Given instruction | Find every line in the records below that holds the word "Output", and copy each one.
++++ Extracted entries ++++
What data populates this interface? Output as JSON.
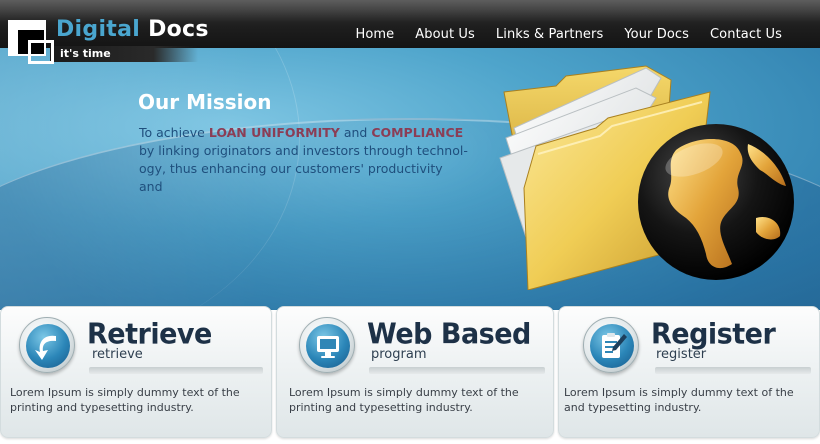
++++
++++ Extracted entries ++++
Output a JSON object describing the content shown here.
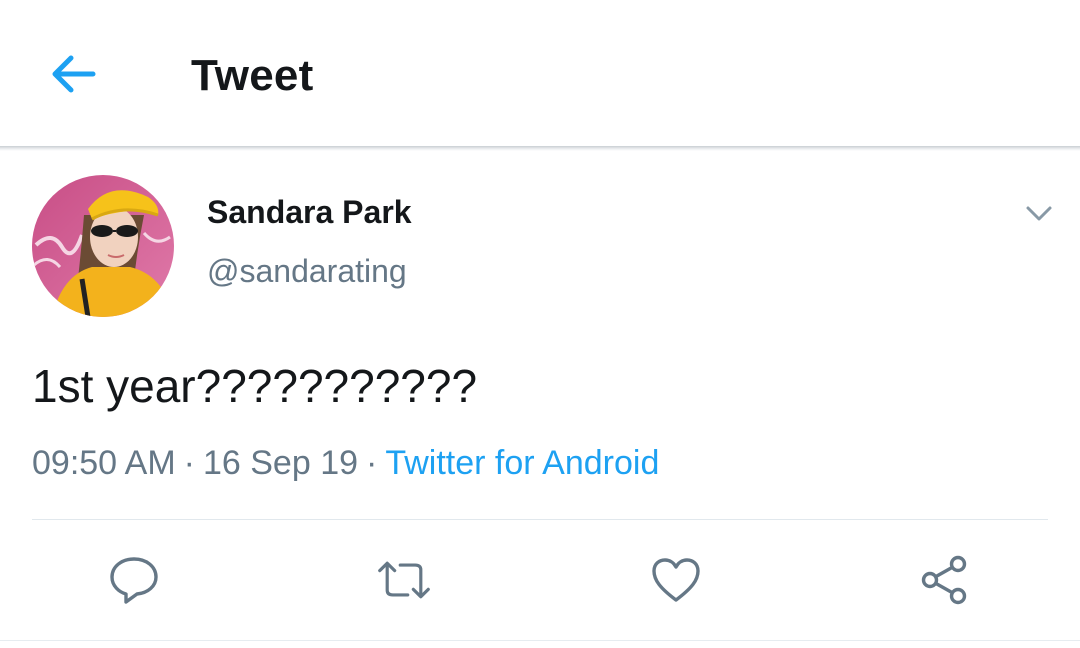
++++
++++ Extracted entries ++++
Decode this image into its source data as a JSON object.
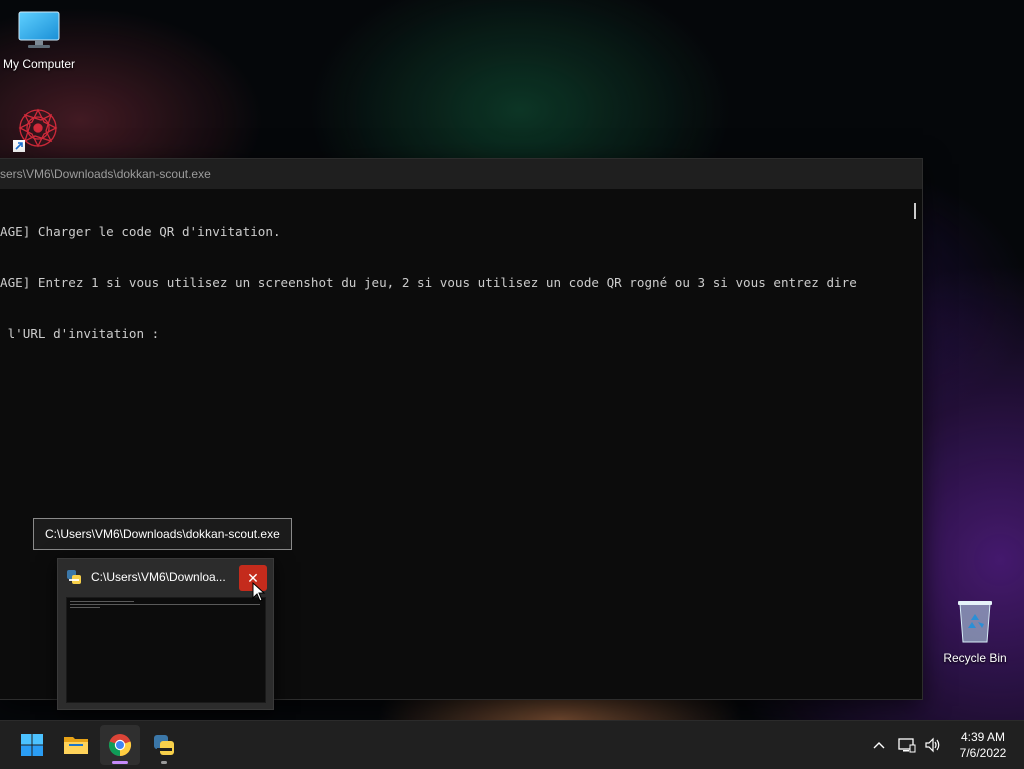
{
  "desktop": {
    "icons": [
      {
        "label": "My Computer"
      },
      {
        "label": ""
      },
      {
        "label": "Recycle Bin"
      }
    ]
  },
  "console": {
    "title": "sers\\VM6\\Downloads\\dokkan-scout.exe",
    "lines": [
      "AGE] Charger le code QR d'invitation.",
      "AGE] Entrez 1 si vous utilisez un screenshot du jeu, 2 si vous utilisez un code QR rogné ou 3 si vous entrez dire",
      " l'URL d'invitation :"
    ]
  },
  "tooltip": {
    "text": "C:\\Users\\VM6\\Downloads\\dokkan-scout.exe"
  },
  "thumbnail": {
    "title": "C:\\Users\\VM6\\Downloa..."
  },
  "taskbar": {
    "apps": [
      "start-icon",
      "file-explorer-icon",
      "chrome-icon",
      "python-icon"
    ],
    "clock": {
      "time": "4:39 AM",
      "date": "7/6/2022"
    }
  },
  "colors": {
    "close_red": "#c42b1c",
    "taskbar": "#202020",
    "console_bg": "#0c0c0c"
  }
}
++++
Correct result |
What data populates this interface? Output as JSON.
Output a JSON object describing the content shown here.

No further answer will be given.